Below is a block of records; return all of them exactly, but without the images.

──────── MATERIAL PROVIDED

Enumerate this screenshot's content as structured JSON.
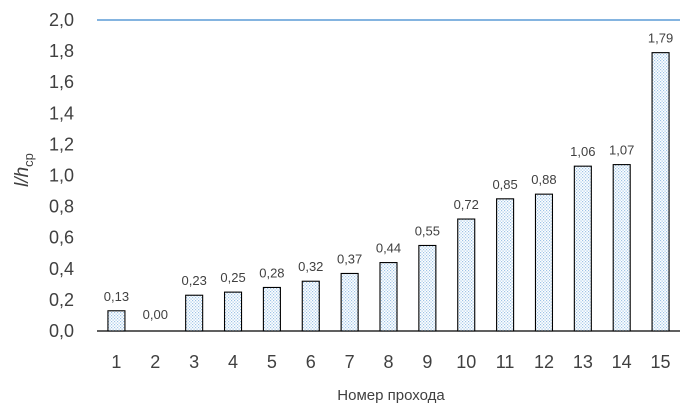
{
  "chart_data": {
    "type": "bar",
    "categories": [
      "1",
      "2",
      "3",
      "4",
      "5",
      "6",
      "7",
      "8",
      "9",
      "10",
      "11",
      "12",
      "13",
      "14",
      "15"
    ],
    "values": [
      0.13,
      0.0,
      0.23,
      0.25,
      0.28,
      0.32,
      0.37,
      0.44,
      0.55,
      0.72,
      0.85,
      0.88,
      1.06,
      1.07,
      1.79
    ],
    "data_labels": [
      "0,13",
      "0,00",
      "0,23",
      "0,25",
      "0,28",
      "0,32",
      "0,37",
      "0,44",
      "0,55",
      "0,72",
      "0,85",
      "0,88",
      "1,06",
      "1,07",
      "1,79"
    ],
    "y_ticks": [
      "0,0",
      "0,2",
      "0,4",
      "0,6",
      "0,8",
      "1,0",
      "1,2",
      "1,4",
      "1,6",
      "1,8",
      "2,0"
    ],
    "xlabel": "Номер прохода",
    "ylabel": {
      "main": "l/h",
      "subscript": "ср"
    },
    "ylim": [
      0,
      2.0
    ],
    "grid": false,
    "bar_fill": "dotted",
    "colors": {
      "bar_stroke": "#000000",
      "bar_dots": "#9dc3e6",
      "top_line": "#5b9bd5",
      "axis": "#000000",
      "text": "#404040"
    }
  }
}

────────────────

FULL OUTPUT ->
Enumerate this screenshot's content as structured JSON.
{
  "chart_data": {
    "type": "bar",
    "categories": [
      "1",
      "2",
      "3",
      "4",
      "5",
      "6",
      "7",
      "8",
      "9",
      "10",
      "11",
      "12",
      "13",
      "14",
      "15"
    ],
    "values": [
      0.13,
      0.0,
      0.23,
      0.25,
      0.28,
      0.32,
      0.37,
      0.44,
      0.55,
      0.72,
      0.85,
      0.88,
      1.06,
      1.07,
      1.79
    ],
    "data_labels": [
      "0,13",
      "0,00",
      "0,23",
      "0,25",
      "0,28",
      "0,32",
      "0,37",
      "0,44",
      "0,55",
      "0,72",
      "0,85",
      "0,88",
      "1,06",
      "1,07",
      "1,79"
    ],
    "y_ticks": [
      "0,0",
      "0,2",
      "0,4",
      "0,6",
      "0,8",
      "1,0",
      "1,2",
      "1,4",
      "1,6",
      "1,8",
      "2,0"
    ],
    "xlabel": "Номер прохода",
    "ylabel": {
      "main": "l/h",
      "subscript": "ср"
    },
    "ylim": [
      0,
      2.0
    ],
    "grid": false,
    "bar_fill": "dotted",
    "colors": {
      "bar_stroke": "#000000",
      "bar_dots": "#9dc3e6",
      "top_line": "#5b9bd5",
      "axis": "#000000",
      "text": "#404040"
    }
  }
}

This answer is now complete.